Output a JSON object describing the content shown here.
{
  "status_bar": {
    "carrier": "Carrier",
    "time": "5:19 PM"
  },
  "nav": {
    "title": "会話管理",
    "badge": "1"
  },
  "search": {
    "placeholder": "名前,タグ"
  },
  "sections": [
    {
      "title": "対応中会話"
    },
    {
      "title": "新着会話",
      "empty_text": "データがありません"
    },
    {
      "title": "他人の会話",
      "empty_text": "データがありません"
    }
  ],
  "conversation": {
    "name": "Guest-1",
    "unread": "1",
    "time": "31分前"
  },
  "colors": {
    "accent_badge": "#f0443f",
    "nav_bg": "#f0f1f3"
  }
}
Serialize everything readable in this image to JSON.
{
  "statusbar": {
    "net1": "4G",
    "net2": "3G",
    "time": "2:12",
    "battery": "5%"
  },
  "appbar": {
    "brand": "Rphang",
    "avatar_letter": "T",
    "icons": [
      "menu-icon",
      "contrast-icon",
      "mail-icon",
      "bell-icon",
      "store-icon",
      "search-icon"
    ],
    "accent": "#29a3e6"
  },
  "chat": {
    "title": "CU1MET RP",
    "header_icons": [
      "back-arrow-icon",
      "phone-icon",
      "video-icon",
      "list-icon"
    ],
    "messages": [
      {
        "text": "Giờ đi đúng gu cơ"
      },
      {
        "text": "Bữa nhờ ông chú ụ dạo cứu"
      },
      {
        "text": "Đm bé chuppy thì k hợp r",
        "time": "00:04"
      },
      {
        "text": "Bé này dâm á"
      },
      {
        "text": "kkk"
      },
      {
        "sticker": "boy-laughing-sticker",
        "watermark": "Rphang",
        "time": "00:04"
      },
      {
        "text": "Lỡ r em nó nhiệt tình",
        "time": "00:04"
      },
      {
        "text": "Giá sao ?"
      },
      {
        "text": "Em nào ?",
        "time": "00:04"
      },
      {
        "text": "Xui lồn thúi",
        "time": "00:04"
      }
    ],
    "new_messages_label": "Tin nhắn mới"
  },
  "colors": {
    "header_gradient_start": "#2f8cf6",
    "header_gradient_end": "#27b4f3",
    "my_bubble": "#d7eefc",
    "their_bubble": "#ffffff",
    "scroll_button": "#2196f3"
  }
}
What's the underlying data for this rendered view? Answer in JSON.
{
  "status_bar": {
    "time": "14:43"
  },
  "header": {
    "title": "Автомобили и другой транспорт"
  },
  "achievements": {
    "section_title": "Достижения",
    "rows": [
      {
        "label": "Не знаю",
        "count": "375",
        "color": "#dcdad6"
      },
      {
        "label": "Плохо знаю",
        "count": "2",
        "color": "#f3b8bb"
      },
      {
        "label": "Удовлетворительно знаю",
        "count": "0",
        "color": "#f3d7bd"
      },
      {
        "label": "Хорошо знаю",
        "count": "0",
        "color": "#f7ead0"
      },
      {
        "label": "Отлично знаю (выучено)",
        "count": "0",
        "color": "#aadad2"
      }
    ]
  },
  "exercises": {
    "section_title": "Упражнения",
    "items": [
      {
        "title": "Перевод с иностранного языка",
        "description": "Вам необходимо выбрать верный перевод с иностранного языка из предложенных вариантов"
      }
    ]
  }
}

=======

■ Set problem
Where a line above holds the string "this", show that line.

■ Exercise response
Serialize everything readable in this image to JSON.
What's the underlying data for this rendered view? Answer in JSON.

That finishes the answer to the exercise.